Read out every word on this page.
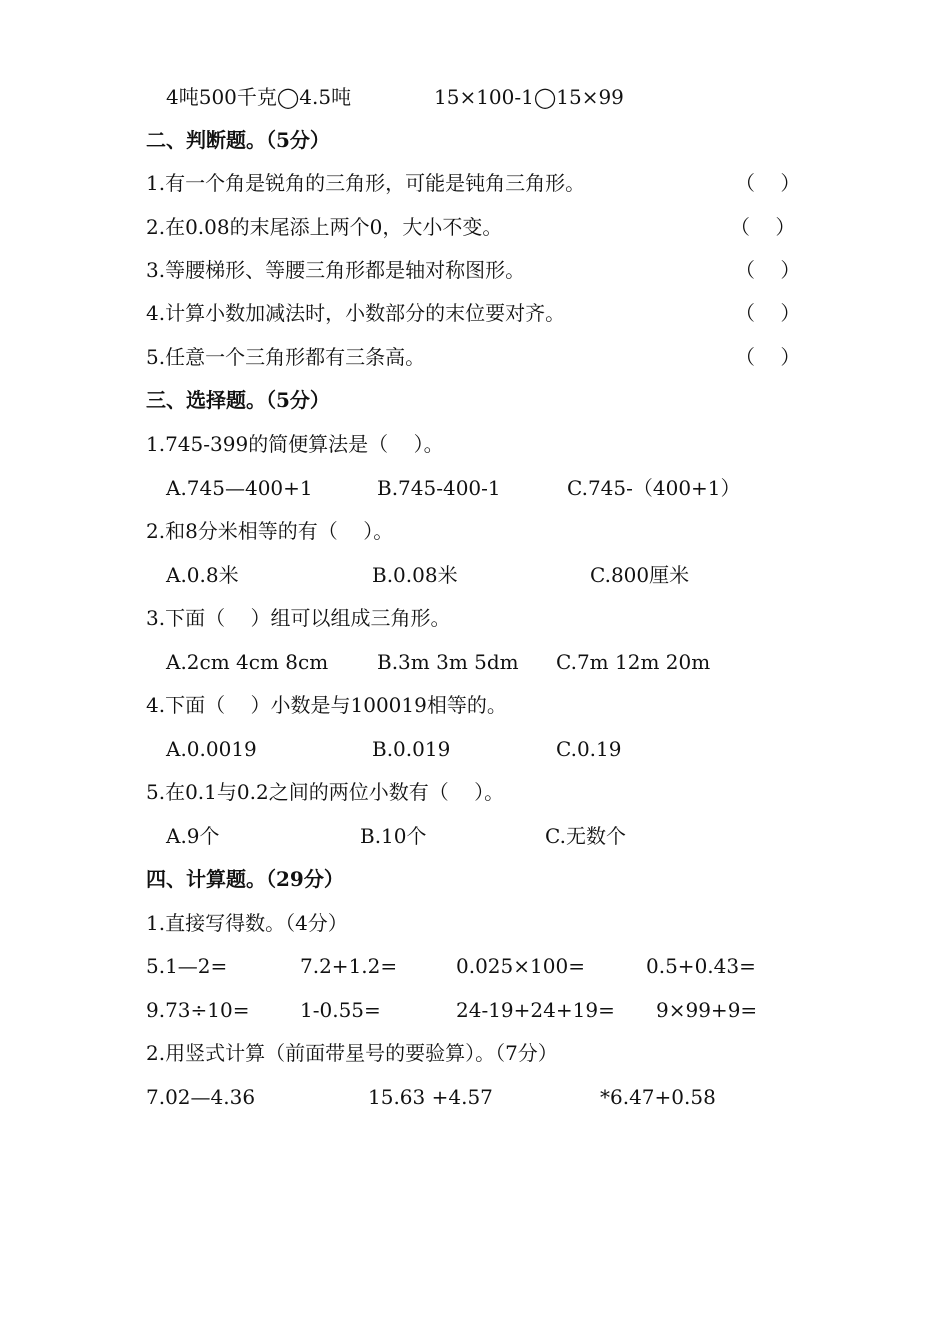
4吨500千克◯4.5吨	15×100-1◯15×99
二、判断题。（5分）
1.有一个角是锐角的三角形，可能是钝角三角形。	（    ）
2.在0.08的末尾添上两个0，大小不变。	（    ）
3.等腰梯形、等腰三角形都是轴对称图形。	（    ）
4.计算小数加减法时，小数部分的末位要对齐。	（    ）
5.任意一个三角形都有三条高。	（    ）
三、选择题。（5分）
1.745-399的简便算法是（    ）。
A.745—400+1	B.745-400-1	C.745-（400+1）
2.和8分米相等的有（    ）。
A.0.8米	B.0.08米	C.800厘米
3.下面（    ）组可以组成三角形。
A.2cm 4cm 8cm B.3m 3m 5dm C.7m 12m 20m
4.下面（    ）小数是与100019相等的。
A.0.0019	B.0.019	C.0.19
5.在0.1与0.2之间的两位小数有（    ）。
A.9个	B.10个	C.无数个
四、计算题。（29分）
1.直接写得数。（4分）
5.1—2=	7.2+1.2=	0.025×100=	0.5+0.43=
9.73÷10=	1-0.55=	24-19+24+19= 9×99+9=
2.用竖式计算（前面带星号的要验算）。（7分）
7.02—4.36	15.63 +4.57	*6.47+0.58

Problem description
Can you retype every record above exactly, leaving out the pictures?

Correct answer
Read out every word on this page.
4吨500千克◯4.5吨	15×100-1◯15×99
二、判断题。（5分）
1.有一个角是锐角的三角形，可能是钝角三角形。	（    ）
2.在0.08的末尾添上两个0，大小不变。	（    ）
3.等腰梯形、等腰三角形都是轴对称图形。	（    ）
4.计算小数加减法时，小数部分的末位要对齐。	（    ）
5.任意一个三角形都有三条高。	（    ）
三、选择题。（5分）
1.745-399的简便算法是（    ）。
A.745—400+1	B.745-400-1	C.745-（400+1）
2.和8分米相等的有（    ）。
A.0.8米	B.0.08米	C.800厘米
3.下面（    ）组可以组成三角形。
A.2cm 4cm 8cm B.3m 3m 5dm C.7m 12m 20m
4.下面（    ）小数是与100019相等的。
A.0.0019	B.0.019	C.0.19
5.在0.1与0.2之间的两位小数有（    ）。
A.9个	B.10个	C.无数个
四、计算题。（29分）
1.直接写得数。（4分）
5.1—2=	7.2+1.2=	0.025×100=	0.5+0.43=
9.73÷10=	1-0.55=	24-19+24+19= 9×99+9=
2.用竖式计算（前面带星号的要验算）。（7分）
7.02—4.36	15.63 +4.57	*6.47+0.58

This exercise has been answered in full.